* START Extracted data *
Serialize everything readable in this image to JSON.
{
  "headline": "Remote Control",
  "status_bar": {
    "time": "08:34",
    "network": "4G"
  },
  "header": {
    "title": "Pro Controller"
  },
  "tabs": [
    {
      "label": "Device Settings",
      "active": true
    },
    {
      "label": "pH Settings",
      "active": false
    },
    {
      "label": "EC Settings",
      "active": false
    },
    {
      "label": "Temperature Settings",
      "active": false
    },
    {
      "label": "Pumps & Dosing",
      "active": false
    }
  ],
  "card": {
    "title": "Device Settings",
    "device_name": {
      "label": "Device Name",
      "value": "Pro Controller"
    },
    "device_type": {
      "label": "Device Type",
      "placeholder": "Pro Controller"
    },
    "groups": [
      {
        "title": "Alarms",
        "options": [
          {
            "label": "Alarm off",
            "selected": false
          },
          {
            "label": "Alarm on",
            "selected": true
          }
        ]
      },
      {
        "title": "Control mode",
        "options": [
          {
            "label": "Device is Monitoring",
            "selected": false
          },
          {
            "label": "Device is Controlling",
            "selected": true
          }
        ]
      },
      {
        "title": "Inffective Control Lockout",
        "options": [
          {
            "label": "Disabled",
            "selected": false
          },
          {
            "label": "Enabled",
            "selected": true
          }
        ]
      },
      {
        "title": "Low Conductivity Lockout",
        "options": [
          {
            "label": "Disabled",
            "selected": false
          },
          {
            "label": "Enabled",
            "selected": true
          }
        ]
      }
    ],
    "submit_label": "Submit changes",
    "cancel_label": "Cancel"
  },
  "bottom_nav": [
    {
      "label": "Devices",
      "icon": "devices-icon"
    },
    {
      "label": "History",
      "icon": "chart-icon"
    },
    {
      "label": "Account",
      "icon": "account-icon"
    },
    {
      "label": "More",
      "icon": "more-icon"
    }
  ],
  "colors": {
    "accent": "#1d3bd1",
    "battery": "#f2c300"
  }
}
* END Extracted data *
Give only the number of lines in the records that contain the string "Controller".

Expected answer
3